> **Text**:
┄┄┄┄┄┄┄┄┄┄┄┄┄┄┄┄┄┄┄┄


  3. Sculptor?!? says

    Wait, are they confusing subliminal messaging/marketing with Neuromarketing? Because that’s like comparing apples and rocks.

  4. NoOneYouKnow says

    Truthout’s not a “conspiracy haven,” it’s simply a site for progressive politics. However, smearing it as you’ve done is as great an indictment of you and your profession as anything they could have written. Sleazy and dishonest, and exactly why most people hate marketing and marketers.

    1. Roger Dooley says

      Hmmm, a little sensitive, are we? Hardly a smear, IMO… I’d call my comments a “critique.” Thanks for stopping by, NOYK.

  5. Mark Davidson says

    I’m a level 14 spell caster. It’s not my fault if the unsuspecting viewer fails their saving throw.

  6. Pim Ruigrok says

    People ( read=adults) will continuelly make their own choice, always on an consciously level. Especially in liberal Europe. Neuromarketing only tries to bring the technique of consumerseduction to a higher level.

    Is the nature of neuromarketing really worse than the consumer who is using the advantage of his buyingposition to negotiate with two suppliers? Also that process has its impact on the subconsciousness of both salesmen. We are all people!

    The impact of neuromarketing will be that companies will improve their communication with their customers. No endless enumeration of product properties but creating unique perception.

    Provisionally neuromarketing have my support. We are already – on an operational saleslevel – start working with neurosalestechniques. Finally a salesfilosofy that isn’t boring the client!

  7. Brendon Clark says

    Let’s be fair. To those who don’t understand something, it’s easy to be afraid of it and neuromarketing is firstly, easy to misunderstand and, secondly, because of the misunderstanding, easy to be really afraid of. Who wouldn’t be scared of mind manipulation if that’s what it could do?

┄┄┄┄┄┄┄┄┄┄┄┄┄┄┄┄┄┄┄┄

> **Material shown**:

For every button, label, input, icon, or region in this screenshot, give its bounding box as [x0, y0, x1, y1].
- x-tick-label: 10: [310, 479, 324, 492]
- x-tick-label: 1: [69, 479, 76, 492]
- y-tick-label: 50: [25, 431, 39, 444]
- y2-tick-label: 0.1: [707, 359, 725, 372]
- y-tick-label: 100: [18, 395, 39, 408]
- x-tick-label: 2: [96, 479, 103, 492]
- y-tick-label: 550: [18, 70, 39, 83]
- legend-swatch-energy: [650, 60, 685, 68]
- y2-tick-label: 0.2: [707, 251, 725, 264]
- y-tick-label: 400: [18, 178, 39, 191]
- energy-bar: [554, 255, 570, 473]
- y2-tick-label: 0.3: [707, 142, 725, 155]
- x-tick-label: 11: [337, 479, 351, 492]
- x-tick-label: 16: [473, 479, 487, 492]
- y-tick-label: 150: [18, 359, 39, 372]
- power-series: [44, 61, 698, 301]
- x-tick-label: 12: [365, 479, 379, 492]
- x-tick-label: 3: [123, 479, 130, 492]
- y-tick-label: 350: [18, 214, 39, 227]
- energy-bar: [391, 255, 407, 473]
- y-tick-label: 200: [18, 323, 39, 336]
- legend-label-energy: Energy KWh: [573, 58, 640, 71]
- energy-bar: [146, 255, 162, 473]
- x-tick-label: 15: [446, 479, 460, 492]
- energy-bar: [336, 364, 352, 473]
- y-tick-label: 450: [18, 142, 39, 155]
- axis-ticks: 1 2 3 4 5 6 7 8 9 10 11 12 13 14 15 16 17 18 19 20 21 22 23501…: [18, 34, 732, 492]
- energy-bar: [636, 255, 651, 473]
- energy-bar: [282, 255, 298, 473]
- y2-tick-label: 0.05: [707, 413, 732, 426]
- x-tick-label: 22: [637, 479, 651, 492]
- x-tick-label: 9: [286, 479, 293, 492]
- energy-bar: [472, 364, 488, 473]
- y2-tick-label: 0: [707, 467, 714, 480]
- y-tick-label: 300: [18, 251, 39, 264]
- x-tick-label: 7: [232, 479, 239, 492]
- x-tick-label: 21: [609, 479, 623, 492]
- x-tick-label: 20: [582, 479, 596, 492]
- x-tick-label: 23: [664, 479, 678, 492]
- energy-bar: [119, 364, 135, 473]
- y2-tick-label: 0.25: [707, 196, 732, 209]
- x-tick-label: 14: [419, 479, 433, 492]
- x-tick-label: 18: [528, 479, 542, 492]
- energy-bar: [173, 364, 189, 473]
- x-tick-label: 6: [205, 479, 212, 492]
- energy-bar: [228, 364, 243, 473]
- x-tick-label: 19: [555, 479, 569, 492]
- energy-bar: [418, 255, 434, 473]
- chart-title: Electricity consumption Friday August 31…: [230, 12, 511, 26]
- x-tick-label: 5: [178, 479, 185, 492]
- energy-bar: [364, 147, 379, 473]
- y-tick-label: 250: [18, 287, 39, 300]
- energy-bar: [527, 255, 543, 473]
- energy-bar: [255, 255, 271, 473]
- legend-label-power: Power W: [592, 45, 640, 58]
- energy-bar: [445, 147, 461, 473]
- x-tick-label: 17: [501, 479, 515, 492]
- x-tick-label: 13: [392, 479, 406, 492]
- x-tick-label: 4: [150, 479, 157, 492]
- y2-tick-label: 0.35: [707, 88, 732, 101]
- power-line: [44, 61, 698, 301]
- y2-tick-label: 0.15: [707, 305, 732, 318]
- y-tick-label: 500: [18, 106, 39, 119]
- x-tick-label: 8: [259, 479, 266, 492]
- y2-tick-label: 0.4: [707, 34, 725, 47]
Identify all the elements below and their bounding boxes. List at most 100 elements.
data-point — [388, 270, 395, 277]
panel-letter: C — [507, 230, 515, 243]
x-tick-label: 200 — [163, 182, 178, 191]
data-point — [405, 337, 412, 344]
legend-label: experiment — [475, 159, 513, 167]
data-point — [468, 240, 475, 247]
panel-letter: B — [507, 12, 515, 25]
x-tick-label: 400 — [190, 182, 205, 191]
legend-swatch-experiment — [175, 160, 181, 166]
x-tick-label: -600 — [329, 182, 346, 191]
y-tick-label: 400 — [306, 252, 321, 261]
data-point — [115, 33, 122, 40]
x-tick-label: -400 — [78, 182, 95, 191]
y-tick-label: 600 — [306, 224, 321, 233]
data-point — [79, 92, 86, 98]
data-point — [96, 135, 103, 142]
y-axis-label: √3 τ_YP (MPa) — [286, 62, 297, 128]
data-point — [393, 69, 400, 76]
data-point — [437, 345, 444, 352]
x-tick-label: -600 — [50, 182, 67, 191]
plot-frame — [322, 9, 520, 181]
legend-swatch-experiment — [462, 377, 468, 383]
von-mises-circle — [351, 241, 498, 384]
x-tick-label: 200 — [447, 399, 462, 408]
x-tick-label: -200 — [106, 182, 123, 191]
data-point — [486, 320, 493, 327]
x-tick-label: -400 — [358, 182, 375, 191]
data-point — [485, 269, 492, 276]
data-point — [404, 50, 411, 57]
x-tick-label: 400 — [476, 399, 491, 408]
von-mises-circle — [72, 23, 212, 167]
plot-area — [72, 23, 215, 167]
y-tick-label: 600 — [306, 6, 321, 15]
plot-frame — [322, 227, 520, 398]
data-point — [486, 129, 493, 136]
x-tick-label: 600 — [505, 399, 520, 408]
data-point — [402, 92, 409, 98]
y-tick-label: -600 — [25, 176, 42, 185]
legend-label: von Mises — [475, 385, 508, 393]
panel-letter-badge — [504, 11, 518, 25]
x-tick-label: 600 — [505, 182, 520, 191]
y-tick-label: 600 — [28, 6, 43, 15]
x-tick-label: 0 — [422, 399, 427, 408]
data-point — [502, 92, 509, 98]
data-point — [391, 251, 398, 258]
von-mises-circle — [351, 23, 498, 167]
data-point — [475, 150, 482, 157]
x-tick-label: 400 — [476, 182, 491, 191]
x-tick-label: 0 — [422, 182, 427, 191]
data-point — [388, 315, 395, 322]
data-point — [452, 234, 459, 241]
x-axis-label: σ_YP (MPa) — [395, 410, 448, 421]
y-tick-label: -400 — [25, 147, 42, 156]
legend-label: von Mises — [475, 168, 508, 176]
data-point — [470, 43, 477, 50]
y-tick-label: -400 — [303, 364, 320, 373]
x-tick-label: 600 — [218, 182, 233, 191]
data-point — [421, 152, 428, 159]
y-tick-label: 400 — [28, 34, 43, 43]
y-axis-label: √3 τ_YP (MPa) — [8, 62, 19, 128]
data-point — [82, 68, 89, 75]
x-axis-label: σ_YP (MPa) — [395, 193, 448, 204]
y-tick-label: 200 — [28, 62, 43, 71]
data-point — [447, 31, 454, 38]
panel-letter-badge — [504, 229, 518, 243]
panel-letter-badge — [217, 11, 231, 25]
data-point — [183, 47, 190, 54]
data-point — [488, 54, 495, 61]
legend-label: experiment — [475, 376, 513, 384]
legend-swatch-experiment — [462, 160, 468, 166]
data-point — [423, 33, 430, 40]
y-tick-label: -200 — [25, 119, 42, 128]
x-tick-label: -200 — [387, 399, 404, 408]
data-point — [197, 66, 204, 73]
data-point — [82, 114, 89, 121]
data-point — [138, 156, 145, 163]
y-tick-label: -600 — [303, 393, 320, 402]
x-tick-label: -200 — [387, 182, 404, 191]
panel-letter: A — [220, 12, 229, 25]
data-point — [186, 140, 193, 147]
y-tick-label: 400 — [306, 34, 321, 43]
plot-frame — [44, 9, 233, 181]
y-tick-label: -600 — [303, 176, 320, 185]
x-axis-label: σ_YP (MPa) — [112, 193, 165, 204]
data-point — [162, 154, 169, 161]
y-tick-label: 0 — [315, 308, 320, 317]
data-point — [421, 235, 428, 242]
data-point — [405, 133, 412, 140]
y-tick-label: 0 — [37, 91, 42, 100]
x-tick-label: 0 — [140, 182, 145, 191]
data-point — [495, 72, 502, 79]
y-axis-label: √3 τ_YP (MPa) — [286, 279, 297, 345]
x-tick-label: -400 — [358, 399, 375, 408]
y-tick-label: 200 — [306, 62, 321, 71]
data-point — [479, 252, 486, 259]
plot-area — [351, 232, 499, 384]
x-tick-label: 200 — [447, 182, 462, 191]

┄┄┄┄┄┄┄┄┄┄┄┄┄┄┄┄┄┄┄┄

From the comment thread above, extract everything from "People ( read=adults)" down to "boring the client!", word for word.

People ( read=adults) will continuelly make their own choice, always on an consciously level. Especially in liberal Europe. Neuromarketing only tries to bring the technique of consumerseduction to a higher level.

    Is the nature of neuromarketing really worse than the consumer who is using the advantage of his buyingposition to negotiate with two suppliers? Also that process has its impact on the subconsciousness of both salesmen. We are all people!

    The impact of neuromarketing will be that companies will improve their communication with their customers. No endless enumeration of product properties but creating unique perception.

    Provisionally neuromarketing have my support. We are already – on an operational saleslevel – start working with neurosalestechniques. Finally a salesfilosofy that isn’t boring the client!